Extracted data entries
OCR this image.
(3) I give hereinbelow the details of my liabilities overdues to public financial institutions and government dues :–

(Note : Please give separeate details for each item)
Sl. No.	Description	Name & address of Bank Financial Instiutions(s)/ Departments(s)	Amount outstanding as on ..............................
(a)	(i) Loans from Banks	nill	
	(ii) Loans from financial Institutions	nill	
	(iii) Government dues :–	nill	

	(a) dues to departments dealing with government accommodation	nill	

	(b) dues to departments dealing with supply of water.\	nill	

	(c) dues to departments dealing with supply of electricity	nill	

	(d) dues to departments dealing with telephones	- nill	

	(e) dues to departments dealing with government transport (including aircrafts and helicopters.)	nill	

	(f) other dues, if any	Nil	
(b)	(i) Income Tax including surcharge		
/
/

**GOAL OF THE EXERCISE**
List the lines of the material in which the word "Loans" occurs.

**RESULT OF THE EXERCISE**
(a)	(i) Loans from Banks	nill	
	(ii) Loans from financial Institutions	nill	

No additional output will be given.